"""
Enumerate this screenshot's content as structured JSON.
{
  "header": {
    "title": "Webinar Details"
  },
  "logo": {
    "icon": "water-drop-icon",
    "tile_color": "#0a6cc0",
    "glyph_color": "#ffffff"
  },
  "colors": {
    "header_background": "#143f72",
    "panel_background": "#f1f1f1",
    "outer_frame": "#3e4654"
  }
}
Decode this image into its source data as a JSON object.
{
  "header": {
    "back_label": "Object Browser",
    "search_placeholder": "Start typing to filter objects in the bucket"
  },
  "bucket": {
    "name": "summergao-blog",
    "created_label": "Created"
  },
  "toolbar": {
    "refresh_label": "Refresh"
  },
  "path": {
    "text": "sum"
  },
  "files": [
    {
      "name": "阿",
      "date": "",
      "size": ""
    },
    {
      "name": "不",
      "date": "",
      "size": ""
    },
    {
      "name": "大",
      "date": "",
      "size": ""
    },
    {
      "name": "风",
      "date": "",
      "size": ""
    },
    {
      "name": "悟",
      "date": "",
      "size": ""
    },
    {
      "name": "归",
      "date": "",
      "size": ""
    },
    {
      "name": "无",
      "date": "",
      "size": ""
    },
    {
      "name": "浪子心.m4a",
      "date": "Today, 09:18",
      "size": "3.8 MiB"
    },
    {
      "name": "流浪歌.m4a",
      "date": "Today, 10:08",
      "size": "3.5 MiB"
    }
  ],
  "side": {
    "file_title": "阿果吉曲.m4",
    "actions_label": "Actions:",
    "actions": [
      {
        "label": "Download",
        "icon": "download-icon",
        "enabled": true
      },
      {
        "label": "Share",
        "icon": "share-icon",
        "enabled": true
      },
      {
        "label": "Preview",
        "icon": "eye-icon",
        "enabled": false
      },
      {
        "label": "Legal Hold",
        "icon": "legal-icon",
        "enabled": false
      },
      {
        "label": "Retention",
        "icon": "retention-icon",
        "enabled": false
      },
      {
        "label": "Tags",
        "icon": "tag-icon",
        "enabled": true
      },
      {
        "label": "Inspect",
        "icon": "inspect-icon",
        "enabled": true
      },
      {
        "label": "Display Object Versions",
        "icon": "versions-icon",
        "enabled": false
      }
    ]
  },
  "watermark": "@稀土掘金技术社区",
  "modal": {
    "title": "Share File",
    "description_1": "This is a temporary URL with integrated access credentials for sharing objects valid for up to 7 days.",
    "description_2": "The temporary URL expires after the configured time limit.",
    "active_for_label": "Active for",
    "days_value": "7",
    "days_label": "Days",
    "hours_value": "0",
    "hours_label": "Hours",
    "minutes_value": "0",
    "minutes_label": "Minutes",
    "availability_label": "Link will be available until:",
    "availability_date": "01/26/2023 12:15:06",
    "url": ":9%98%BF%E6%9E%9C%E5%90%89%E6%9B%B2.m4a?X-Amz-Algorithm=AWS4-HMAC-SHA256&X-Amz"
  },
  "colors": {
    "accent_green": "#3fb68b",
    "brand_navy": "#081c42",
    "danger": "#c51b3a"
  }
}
"""
**PROMPT:**
Lines holding the word "bucket" in the entries above are the ones to pull out. Copy them all.

**SOLUTION BELOW:**
    "search_placeholder": "Start typing to filter objects in the bucket"
  "bucket": {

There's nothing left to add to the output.